#### GIVEN INSTRUCTION:
Each record below should appear again exactly as written.

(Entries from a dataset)

## begin

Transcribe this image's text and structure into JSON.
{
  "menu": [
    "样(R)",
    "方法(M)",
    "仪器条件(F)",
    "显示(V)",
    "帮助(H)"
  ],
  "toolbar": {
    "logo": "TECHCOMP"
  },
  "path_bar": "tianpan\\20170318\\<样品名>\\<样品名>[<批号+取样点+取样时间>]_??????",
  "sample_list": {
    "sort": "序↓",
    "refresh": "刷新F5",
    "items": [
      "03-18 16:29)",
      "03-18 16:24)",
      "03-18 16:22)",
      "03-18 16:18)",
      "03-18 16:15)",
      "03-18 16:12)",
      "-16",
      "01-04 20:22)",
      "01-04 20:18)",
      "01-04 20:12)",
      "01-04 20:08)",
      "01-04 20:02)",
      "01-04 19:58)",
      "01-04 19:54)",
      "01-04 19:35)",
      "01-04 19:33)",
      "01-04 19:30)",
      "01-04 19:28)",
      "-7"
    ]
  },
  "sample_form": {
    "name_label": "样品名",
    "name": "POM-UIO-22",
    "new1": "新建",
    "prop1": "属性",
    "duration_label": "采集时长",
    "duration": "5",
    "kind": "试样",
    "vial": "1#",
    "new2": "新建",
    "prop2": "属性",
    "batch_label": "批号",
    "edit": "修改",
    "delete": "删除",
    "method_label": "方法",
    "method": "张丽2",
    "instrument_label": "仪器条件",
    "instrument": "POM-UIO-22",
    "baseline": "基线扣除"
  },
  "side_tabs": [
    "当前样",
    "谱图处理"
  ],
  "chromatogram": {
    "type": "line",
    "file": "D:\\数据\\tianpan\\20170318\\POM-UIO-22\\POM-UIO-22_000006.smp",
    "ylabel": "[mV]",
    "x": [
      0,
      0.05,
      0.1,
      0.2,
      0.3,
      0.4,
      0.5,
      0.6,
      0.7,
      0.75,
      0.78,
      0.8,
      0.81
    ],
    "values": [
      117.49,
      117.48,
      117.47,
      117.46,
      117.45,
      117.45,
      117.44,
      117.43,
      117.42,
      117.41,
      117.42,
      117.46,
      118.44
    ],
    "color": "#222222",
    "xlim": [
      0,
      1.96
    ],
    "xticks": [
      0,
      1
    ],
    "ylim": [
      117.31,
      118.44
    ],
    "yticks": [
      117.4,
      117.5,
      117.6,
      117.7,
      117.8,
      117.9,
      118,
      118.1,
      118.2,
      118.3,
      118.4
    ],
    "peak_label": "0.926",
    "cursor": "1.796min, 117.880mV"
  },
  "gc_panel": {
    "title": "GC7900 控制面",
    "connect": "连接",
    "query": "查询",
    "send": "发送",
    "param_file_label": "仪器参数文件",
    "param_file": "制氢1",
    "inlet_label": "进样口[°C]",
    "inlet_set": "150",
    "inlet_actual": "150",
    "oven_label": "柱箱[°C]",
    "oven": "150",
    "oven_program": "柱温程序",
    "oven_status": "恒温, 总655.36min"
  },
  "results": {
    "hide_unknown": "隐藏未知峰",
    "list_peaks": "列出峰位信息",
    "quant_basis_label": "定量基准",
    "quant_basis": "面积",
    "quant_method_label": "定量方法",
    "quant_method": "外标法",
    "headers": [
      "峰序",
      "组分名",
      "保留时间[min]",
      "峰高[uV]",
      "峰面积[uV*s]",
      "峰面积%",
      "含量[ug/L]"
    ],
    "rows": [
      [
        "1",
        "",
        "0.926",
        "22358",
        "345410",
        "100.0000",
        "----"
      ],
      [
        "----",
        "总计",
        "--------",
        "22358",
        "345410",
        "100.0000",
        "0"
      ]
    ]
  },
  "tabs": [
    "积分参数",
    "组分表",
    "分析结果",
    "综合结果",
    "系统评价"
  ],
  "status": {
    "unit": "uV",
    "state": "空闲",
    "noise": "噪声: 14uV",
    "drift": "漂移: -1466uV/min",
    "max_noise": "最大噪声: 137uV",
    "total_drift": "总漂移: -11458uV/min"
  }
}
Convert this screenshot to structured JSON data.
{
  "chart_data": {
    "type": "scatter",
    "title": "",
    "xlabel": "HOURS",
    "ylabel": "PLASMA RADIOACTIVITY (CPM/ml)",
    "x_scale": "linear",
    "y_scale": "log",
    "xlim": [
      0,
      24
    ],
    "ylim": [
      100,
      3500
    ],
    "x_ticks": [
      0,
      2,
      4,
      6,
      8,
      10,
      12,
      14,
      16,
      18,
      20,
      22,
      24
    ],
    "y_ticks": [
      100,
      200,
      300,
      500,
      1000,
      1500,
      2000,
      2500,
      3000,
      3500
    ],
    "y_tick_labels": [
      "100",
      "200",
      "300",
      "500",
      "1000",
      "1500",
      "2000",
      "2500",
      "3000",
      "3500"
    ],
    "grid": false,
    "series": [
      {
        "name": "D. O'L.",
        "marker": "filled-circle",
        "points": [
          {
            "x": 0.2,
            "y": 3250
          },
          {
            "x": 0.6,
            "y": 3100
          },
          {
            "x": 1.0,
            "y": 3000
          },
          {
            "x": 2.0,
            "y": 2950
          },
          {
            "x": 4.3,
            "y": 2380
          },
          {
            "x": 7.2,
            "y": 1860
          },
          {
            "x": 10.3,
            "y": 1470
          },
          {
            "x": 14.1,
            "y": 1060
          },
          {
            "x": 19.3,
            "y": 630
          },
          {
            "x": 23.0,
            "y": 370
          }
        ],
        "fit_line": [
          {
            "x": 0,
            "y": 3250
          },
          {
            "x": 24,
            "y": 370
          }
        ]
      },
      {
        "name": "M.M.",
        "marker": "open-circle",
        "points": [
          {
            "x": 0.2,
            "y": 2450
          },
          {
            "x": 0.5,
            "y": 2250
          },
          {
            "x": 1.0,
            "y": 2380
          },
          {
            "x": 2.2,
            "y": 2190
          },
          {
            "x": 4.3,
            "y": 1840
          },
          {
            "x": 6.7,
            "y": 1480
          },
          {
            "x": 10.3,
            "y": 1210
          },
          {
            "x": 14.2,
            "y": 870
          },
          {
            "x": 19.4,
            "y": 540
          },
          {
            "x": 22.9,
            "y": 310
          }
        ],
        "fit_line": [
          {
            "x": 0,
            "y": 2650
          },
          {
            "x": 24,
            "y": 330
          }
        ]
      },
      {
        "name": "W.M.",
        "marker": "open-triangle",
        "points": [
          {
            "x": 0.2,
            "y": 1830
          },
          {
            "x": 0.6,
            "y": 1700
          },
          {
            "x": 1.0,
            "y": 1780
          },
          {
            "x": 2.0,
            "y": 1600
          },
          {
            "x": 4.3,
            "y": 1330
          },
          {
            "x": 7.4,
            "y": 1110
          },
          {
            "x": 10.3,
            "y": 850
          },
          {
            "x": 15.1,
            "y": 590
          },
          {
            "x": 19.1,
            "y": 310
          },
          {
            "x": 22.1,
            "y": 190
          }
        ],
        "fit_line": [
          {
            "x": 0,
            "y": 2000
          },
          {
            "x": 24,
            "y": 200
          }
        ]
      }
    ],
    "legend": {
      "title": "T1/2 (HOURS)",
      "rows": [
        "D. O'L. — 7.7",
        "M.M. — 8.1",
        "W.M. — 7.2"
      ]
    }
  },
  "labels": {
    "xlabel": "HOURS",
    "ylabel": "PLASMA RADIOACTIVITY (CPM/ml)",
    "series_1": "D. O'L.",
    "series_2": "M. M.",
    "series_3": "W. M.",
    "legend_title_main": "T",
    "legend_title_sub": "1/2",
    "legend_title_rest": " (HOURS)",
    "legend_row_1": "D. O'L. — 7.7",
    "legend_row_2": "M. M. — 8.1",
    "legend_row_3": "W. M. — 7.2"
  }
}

## end

#### EXPECTED OUTPUT:
Transcribe this image's text and structure into JSON.
{
  "menu": [
    "样(R)",
    "方法(M)",
    "仪器条件(F)",
    "显示(V)",
    "帮助(H)"
  ],
  "toolbar": {
    "logo": "TECHCOMP"
  },
  "path_bar": "tianpan\\20170318\\<样品名>\\<样品名>[<批号+取样点+取样时间>]_??????",
  "sample_list": {
    "sort": "序↓",
    "refresh": "刷新F5",
    "items": [
      "03-18 16:29)",
      "03-18 16:24)",
      "03-18 16:22)",
      "03-18 16:18)",
      "03-18 16:15)",
      "03-18 16:12)",
      "-16",
      "01-04 20:22)",
      "01-04 20:18)",
      "01-04 20:12)",
      "01-04 20:08)",
      "01-04 20:02)",
      "01-04 19:58)",
      "01-04 19:54)",
      "01-04 19:35)",
      "01-04 19:33)",
      "01-04 19:30)",
      "01-04 19:28)",
      "-7"
    ]
  },
  "sample_form": {
    "name_label": "样品名",
    "name": "POM-UIO-22",
    "new1": "新建",
    "prop1": "属性",
    "duration_label": "采集时长",
    "duration": "5",
    "kind": "试样",
    "vial": "1#",
    "new2": "新建",
    "prop2": "属性",
    "batch_label": "批号",
    "edit": "修改",
    "delete": "删除",
    "method_label": "方法",
    "method": "张丽2",
    "instrument_label": "仪器条件",
    "instrument": "POM-UIO-22",
    "baseline": "基线扣除"
  },
  "side_tabs": [
    "当前样",
    "谱图处理"
  ],
  "chromatogram": {
    "type": "line",
    "file": "D:\\数据\\tianpan\\20170318\\POM-UIO-22\\POM-UIO-22_000006.smp",
    "ylabel": "[mV]",
    "x": [
      0,
      0.05,
      0.1,
      0.2,
      0.3,
      0.4,
      0.5,
      0.6,
      0.7,
      0.75,
      0.78,
      0.8,
      0.81
    ],
    "values": [
      117.49,
      117.48,
      117.47,
      117.46,
      117.45,
      117.45,
      117.44,
      117.43,
      117.42,
      117.41,
      117.42,
      117.46,
      118.44
    ],
    "color": "#222222",
    "xlim": [
      0,
      1.96
    ],
    "xticks": [
      0,
      1
    ],
    "ylim": [
      117.31,
      118.44
    ],
    "yticks": [
      117.4,
      117.5,
      117.6,
      117.7,
      117.8,
      117.9,
      118,
      118.1,
      118.2,
      118.3,
      118.4
    ],
    "peak_label": "0.926",
    "cursor": "1.796min, 117.880mV"
  },
  "gc_panel": {
    "title": "GC7900 控制面",
    "connect": "连接",
    "query": "查询",
    "send": "发送",
    "param_file_label": "仪器参数文件",
    "param_file": "制氢1",
    "inlet_label": "进样口[°C]",
    "inlet_set": "150",
    "inlet_actual": "150",
    "oven_label": "柱箱[°C]",
    "oven": "150",
    "oven_program": "柱温程序",
    "oven_status": "恒温, 总655.36min"
  },
  "results": {
    "hide_unknown": "隐藏未知峰",
    "list_peaks": "列出峰位信息",
    "quant_basis_label": "定量基准",
    "quant_basis": "面积",
    "quant_method_label": "定量方法",
    "quant_method": "外标法",
    "headers": [
      "峰序",
      "组分名",
      "保留时间[min]",
      "峰高[uV]",
      "峰面积[uV*s]",
      "峰面积%",
      "含量[ug/L]"
    ],
    "rows": [
      [
        "1",
        "",
        "0.926",
        "22358",
        "345410",
        "100.0000",
        "----"
      ],
      [
        "----",
        "总计",
        "--------",
        "22358",
        "345410",
        "100.0000",
        "0"
      ]
    ]
  },
  "tabs": [
    "积分参数",
    "组分表",
    "分析结果",
    "综合结果",
    "系统评价"
  ],
  "status": {
    "unit": "uV",
    "state": "空闲",
    "noise": "噪声: 14uV",
    "drift": "漂移: -1466uV/min",
    "max_noise": "最大噪声: 137uV",
    "total_drift": "总漂移: -11458uV/min"
  }
}
Convert this screenshot to structured JSON data.
{
  "chart_data": {
    "type": "scatter",
    "title": "",
    "xlabel": "HOURS",
    "ylabel": "PLASMA RADIOACTIVITY (CPM/ml)",
    "x_scale": "linear",
    "y_scale": "log",
    "xlim": [
      0,
      24
    ],
    "ylim": [
      100,
      3500
    ],
    "x_ticks": [
      0,
      2,
      4,
      6,
      8,
      10,
      12,
      14,
      16,
      18,
      20,
      22,
      24
    ],
    "y_ticks": [
      100,
      200,
      300,
      500,
      1000,
      1500,
      2000,
      2500,
      3000,
      3500
    ],
    "y_tick_labels": [
      "100",
      "200",
      "300",
      "500",
      "1000",
      "1500",
      "2000",
      "2500",
      "3000",
      "3500"
    ],
    "grid": false,
    "series": [
      {
        "name": "D. O'L.",
        "marker": "filled-circle",
        "points": [
          {
            "x": 0.2,
            "y": 3250
          },
          {
            "x": 0.6,
            "y": 3100
          },
          {
            "x": 1.0,
            "y": 3000
          },
          {
            "x": 2.0,
            "y": 2950
          },
          {
            "x": 4.3,
            "y": 2380
          },
          {
            "x": 7.2,
            "y": 1860
          },
          {
            "x": 10.3,
            "y": 1470
          },
          {
            "x": 14.1,
            "y": 1060
          },
          {
            "x": 19.3,
            "y": 630
          },
          {
            "x": 23.0,
            "y": 370
          }
        ],
        "fit_line": [
          {
            "x": 0,
            "y": 3250
          },
          {
            "x": 24,
            "y": 370
          }
        ]
      },
      {
        "name": "M.M.",
        "marker": "open-circle",
        "points": [
          {
            "x": 0.2,
            "y": 2450
          },
          {
            "x": 0.5,
            "y": 2250
          },
          {
            "x": 1.0,
            "y": 2380
          },
          {
            "x": 2.2,
            "y": 2190
          },
          {
            "x": 4.3,
            "y": 1840
          },
          {
            "x": 6.7,
            "y": 1480
          },
          {
            "x": 10.3,
            "y": 1210
          },
          {
            "x": 14.2,
            "y": 870
          },
          {
            "x": 19.4,
            "y": 540
          },
          {
            "x": 22.9,
            "y": 310
          }
        ],
        "fit_line": [
          {
            "x": 0,
            "y": 2650
          },
          {
            "x": 24,
            "y": 330
          }
        ]
      },
      {
        "name": "W.M.",
        "marker": "open-triangle",
        "points": [
          {
            "x": 0.2,
            "y": 1830
          },
          {
            "x": 0.6,
            "y": 1700
          },
          {
            "x": 1.0,
            "y": 1780
          },
          {
            "x": 2.0,
            "y": 1600
          },
          {
            "x": 4.3,
            "y": 1330
          },
          {
            "x": 7.4,
            "y": 1110
          },
          {
            "x": 10.3,
            "y": 850
          },
          {
            "x": 15.1,
            "y": 590
          },
          {
            "x": 19.1,
            "y": 310
          },
          {
            "x": 22.1,
            "y": 190
          }
        ],
        "fit_line": [
          {
            "x": 0,
            "y": 2000
          },
          {
            "x": 24,
            "y": 200
          }
        ]
      }
    ],
    "legend": {
      "title": "T1/2 (HOURS)",
      "rows": [
        "D. O'L. — 7.7",
        "M.M. — 8.1",
        "W.M. — 7.2"
      ]
    }
  },
  "labels": {
    "xlabel": "HOURS",
    "ylabel": "PLASMA RADIOACTIVITY (CPM/ml)",
    "series_1": "D. O'L.",
    "series_2": "M. M.",
    "series_3": "W. M.",
    "legend_title_main": "T",
    "legend_title_sub": "1/2",
    "legend_title_rest": " (HOURS)",
    "legend_row_1": "D. O'L. — 7.7",
    "legend_row_2": "M. M. — 8.1",
    "legend_row_3": "W. M. — 7.2"
  }
}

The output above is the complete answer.